Prompt:
Show all lines of the listing that hold the word "Retrogradinis".
-- begin --
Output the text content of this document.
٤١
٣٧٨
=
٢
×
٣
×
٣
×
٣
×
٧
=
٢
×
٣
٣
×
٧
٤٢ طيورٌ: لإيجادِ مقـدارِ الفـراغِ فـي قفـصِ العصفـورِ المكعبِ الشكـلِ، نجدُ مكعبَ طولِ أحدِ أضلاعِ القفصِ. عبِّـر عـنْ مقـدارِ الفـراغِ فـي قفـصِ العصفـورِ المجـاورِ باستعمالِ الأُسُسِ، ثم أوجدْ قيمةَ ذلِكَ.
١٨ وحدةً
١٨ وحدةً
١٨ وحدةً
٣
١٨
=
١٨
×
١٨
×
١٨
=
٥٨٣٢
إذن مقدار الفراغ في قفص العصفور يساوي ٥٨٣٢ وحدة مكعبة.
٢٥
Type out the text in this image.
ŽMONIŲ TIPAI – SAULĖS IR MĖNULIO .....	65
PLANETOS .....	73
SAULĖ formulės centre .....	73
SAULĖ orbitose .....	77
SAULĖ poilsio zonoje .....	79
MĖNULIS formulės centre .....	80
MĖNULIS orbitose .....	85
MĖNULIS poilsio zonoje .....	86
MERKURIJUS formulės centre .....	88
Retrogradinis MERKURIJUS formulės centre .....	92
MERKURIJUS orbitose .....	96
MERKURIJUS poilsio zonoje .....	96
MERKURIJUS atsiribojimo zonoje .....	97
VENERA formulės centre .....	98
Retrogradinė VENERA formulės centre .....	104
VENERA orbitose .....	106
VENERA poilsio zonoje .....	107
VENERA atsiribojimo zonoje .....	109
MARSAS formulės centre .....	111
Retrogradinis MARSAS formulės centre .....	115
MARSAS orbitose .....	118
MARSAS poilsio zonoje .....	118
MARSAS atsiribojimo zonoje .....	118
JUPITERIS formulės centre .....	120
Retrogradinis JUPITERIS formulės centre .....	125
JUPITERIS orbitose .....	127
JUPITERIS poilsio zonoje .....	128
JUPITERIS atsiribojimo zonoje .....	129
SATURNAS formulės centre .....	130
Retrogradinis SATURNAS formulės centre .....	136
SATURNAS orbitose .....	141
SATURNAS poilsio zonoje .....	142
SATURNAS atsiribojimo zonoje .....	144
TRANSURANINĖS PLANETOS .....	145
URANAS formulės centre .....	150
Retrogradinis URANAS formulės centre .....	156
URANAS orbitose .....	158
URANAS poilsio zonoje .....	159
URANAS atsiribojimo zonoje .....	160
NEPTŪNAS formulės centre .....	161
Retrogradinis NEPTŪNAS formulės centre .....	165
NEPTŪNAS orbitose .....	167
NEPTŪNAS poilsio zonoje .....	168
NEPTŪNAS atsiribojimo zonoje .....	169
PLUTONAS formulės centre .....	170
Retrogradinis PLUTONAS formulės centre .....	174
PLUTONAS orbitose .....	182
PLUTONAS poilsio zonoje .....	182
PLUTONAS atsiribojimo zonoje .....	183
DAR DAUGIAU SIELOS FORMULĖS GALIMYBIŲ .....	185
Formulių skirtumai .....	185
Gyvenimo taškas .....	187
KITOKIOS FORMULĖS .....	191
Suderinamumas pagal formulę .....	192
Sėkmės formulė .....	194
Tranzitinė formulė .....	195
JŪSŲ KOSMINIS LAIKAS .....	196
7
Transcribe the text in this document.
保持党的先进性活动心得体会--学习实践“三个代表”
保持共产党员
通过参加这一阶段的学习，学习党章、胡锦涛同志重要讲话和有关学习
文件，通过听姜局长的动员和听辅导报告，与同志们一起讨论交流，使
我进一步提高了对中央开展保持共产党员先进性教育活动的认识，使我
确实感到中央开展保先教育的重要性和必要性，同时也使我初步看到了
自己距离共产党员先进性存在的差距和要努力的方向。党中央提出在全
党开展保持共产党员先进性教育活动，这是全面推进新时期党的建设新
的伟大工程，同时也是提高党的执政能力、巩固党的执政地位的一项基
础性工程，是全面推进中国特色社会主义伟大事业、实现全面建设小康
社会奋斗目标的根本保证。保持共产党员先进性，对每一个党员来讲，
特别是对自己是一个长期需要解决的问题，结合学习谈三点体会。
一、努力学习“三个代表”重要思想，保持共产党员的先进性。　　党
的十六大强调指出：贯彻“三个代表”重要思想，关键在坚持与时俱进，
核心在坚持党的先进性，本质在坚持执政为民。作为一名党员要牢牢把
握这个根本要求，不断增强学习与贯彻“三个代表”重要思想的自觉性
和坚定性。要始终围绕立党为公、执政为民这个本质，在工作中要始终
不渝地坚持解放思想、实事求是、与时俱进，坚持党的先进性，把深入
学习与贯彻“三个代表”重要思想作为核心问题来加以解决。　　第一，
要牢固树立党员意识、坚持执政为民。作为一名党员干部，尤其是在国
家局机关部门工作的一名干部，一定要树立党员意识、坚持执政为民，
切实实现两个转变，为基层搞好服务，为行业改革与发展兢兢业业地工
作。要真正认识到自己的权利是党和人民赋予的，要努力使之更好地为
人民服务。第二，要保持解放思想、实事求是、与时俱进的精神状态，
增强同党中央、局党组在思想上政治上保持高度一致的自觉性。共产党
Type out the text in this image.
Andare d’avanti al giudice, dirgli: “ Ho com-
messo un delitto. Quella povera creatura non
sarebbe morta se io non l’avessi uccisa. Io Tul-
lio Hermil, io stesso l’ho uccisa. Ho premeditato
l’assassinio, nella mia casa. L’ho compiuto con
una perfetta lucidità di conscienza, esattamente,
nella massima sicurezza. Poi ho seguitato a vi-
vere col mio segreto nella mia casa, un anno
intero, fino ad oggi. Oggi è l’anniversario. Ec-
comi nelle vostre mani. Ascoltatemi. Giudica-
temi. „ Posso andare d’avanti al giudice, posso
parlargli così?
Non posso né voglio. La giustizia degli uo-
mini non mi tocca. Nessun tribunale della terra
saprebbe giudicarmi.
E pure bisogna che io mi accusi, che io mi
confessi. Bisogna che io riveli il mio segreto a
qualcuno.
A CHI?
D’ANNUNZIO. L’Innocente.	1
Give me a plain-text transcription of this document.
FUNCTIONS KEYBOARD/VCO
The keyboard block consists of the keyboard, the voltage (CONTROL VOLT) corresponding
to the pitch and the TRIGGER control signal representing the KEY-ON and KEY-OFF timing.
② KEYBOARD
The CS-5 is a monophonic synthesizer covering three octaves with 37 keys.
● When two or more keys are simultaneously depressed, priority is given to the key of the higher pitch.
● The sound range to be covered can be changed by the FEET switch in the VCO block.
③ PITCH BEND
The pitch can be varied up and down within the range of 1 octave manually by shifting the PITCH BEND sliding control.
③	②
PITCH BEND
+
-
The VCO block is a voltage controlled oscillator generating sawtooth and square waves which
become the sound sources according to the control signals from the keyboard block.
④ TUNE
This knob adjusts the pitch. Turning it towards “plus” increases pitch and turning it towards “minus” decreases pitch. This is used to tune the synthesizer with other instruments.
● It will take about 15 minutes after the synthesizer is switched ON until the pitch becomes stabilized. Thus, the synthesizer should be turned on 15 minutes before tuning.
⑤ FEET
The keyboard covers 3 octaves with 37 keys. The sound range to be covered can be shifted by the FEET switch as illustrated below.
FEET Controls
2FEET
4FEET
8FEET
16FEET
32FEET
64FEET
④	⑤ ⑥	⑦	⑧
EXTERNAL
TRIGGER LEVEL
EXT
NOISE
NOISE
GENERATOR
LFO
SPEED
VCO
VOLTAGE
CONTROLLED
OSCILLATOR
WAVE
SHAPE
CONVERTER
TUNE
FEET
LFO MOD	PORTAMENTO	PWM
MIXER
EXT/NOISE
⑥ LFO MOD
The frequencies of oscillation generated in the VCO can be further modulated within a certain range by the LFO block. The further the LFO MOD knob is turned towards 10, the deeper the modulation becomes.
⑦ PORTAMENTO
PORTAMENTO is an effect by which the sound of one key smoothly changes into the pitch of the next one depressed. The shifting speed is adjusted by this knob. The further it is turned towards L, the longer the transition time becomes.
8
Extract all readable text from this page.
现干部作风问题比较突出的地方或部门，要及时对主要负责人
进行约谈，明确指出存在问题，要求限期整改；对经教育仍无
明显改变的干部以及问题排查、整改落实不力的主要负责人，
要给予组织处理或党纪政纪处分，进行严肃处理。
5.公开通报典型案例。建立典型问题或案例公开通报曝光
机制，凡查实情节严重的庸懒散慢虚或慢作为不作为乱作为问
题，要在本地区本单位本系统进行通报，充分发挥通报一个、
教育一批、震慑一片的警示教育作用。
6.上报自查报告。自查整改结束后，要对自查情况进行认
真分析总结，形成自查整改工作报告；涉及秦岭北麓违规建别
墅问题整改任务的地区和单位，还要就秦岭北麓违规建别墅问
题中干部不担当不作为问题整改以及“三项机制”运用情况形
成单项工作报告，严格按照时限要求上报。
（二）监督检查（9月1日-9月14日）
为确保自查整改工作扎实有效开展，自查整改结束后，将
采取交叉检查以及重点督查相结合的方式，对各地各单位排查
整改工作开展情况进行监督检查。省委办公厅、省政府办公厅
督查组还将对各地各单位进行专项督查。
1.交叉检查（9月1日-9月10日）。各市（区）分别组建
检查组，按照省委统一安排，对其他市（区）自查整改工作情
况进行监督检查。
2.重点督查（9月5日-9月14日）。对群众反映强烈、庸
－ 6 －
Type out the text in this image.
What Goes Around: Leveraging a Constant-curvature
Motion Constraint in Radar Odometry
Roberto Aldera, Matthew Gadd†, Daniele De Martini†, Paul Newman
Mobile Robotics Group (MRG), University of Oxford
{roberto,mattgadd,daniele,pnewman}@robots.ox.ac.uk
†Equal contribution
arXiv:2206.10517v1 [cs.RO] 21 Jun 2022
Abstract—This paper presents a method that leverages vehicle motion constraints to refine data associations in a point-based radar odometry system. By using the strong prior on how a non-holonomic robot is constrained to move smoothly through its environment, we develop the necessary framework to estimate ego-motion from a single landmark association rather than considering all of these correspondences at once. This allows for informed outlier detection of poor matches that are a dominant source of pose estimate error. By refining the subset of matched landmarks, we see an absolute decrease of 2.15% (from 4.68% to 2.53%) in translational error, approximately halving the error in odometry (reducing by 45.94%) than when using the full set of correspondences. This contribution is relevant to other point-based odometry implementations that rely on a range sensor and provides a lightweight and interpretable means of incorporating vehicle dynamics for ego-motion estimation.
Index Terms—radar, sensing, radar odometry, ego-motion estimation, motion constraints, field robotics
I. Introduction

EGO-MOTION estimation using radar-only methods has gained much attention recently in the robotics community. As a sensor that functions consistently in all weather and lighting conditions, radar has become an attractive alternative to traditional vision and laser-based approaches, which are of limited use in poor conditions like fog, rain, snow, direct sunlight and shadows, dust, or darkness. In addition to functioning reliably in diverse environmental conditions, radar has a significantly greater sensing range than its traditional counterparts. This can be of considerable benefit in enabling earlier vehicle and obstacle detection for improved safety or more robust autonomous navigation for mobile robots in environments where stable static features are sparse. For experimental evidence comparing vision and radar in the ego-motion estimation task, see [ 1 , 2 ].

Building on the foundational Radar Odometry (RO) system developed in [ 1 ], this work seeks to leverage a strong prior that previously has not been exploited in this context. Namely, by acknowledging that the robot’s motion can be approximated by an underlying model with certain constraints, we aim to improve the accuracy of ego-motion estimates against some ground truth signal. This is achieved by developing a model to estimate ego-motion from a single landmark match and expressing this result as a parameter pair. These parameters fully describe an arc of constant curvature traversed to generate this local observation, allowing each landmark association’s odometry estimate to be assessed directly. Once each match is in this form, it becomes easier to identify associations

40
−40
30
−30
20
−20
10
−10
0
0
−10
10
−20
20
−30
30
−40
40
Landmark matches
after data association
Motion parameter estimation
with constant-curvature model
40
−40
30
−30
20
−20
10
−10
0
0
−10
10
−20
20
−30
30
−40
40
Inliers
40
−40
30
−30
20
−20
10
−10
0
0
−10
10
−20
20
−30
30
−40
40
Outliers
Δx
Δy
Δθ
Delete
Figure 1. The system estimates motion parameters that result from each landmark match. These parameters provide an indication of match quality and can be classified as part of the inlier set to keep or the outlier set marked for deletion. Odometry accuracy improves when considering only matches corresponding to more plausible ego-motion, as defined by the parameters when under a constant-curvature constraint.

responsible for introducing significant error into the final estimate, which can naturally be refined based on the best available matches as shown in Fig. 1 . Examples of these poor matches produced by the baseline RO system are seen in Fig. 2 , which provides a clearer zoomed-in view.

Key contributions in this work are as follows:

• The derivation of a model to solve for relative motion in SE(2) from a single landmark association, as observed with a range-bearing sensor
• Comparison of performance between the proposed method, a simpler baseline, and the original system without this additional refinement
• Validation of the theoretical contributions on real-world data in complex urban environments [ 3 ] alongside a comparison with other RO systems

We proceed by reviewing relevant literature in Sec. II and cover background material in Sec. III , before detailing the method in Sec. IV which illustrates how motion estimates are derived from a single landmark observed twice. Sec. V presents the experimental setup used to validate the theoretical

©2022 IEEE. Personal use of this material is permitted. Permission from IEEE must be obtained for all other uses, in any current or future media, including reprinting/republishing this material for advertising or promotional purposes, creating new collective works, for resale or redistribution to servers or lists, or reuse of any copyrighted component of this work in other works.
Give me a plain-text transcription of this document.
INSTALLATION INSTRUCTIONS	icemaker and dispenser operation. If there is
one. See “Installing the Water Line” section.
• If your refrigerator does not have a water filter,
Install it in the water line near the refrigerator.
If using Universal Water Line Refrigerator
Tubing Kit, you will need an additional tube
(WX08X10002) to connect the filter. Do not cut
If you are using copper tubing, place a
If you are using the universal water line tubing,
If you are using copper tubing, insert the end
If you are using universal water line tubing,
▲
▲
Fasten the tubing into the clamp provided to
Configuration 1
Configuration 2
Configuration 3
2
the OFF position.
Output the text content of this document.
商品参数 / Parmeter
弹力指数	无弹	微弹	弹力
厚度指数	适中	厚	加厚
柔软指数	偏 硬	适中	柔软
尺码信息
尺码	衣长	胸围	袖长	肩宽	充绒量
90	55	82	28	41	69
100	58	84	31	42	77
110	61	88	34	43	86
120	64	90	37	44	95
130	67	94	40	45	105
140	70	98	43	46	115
-- end --
Written answer:
Retrogradinis MERKURIJUS formulės centre .....	92
Retrogradinis MARSAS formulės centre .....	115
Retrogradinis JUPITERIS formulės centre .....	125
Retrogradinis SATURNAS formulės centre .....	136
Retrogradinis URANAS formulės centre .....	156
Retrogradinis NEPTŪNAS formulės centre .....	165
Retrogradinis PLUTONAS formulės centre .....	174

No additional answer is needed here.